BRIEF: Could you copy every line from the material below in which "labels" appears?

[Data entries]
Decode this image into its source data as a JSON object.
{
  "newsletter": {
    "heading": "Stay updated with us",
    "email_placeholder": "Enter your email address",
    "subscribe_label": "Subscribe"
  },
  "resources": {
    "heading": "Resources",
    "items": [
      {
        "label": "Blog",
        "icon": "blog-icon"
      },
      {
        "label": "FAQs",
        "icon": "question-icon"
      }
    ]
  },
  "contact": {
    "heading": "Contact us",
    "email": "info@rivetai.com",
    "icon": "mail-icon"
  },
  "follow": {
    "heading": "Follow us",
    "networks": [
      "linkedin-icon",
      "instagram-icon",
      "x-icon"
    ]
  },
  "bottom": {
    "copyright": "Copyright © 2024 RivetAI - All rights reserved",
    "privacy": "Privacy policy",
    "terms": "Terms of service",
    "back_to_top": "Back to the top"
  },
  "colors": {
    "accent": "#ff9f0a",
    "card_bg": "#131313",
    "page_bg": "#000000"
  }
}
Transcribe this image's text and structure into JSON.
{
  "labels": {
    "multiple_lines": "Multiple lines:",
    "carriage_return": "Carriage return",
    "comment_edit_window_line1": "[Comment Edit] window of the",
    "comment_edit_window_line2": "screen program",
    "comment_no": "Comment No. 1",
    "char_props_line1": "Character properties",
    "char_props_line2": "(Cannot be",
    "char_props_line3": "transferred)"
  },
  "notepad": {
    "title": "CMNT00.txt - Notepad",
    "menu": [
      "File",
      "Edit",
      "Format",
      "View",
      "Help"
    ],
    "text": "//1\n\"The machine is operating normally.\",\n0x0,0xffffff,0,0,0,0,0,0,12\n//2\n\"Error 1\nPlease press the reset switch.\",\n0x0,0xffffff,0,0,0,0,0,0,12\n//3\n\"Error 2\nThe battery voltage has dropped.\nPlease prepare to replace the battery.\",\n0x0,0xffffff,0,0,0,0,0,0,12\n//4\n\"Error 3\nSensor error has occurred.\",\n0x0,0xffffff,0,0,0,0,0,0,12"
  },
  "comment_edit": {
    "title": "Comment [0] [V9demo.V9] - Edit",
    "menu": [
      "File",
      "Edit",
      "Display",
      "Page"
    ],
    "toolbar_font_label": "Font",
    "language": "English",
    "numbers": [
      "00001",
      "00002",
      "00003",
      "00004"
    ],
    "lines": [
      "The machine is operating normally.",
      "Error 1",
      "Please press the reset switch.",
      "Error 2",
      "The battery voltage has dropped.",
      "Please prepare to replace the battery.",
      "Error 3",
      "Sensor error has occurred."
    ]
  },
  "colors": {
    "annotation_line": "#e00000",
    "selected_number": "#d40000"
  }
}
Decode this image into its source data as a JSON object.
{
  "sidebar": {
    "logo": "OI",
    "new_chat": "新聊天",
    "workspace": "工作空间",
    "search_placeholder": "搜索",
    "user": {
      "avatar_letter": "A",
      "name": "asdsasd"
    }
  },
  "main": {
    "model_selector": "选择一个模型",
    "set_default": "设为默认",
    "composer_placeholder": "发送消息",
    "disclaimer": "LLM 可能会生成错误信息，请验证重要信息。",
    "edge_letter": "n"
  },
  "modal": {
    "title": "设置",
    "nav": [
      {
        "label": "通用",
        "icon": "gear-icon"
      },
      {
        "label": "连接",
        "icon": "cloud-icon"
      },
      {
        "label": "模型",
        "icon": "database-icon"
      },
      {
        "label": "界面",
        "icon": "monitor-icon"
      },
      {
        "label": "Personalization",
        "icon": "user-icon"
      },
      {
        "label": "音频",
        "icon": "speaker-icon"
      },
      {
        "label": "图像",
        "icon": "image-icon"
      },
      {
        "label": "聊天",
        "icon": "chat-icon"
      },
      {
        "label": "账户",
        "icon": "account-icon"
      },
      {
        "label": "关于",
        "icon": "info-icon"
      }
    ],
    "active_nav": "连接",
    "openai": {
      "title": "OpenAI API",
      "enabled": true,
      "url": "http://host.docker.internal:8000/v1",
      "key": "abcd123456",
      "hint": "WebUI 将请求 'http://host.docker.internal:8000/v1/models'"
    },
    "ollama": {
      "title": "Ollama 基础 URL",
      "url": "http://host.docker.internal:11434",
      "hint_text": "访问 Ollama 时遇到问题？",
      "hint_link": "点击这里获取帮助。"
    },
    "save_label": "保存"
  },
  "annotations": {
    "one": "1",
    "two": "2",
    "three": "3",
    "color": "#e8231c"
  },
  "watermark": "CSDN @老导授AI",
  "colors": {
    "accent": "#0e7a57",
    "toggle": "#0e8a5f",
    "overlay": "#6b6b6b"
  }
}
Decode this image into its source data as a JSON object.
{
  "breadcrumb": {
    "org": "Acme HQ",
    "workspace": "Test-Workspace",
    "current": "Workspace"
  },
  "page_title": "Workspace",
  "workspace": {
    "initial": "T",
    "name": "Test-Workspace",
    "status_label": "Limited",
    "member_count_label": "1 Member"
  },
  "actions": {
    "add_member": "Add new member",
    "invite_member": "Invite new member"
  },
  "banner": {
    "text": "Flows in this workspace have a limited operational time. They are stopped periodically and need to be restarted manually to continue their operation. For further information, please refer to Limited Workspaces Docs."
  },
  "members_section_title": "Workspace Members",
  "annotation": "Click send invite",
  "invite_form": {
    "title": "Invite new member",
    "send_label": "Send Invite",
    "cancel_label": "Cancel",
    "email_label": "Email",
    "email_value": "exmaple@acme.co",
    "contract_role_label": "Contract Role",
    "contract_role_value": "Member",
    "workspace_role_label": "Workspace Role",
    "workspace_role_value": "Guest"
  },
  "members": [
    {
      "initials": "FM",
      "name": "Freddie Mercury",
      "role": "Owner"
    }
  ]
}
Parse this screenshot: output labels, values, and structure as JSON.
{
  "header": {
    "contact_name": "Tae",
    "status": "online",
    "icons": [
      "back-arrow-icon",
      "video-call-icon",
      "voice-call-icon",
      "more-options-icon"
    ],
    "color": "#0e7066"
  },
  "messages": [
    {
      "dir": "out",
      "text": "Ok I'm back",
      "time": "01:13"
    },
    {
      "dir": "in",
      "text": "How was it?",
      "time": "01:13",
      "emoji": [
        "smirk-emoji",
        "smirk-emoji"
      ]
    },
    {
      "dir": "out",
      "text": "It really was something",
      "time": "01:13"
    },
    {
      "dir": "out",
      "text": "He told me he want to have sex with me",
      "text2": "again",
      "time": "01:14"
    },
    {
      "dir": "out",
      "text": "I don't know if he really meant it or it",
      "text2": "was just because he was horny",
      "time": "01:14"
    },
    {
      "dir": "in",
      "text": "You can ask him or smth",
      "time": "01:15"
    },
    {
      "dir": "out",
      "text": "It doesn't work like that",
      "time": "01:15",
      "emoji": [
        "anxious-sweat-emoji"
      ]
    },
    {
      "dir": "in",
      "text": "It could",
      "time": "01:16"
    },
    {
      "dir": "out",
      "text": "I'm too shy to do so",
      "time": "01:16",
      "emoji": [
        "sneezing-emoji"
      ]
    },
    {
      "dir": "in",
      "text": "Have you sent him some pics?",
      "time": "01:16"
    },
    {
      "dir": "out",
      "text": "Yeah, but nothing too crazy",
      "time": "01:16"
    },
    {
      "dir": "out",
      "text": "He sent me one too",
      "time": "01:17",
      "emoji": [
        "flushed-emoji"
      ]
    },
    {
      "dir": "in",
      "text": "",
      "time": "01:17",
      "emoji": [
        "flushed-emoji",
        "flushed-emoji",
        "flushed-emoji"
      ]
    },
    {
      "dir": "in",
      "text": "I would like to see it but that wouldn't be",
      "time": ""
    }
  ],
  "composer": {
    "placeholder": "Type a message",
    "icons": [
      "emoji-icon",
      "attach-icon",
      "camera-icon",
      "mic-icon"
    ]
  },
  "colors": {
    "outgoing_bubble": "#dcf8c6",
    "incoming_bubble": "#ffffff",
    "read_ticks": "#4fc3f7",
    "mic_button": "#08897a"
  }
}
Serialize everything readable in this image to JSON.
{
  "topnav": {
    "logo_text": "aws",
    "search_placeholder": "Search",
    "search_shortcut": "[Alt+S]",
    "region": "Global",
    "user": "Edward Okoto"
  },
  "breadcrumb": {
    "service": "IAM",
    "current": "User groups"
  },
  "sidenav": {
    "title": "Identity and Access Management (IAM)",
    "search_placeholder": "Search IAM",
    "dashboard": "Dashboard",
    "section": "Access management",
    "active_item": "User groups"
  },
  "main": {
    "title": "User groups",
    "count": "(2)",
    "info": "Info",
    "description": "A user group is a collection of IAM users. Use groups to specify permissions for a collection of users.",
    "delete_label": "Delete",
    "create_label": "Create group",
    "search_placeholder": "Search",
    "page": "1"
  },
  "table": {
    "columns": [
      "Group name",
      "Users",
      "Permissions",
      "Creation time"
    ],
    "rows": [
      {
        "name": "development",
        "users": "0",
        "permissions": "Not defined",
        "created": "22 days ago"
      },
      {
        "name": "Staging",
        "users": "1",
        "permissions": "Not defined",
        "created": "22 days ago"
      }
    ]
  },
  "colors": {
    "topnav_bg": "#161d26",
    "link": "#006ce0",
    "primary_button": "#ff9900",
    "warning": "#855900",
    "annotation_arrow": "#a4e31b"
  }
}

EXERCISE OUTPUT:
  "labels": {
Parse this screenshot: output labels, values, and structure as JSON.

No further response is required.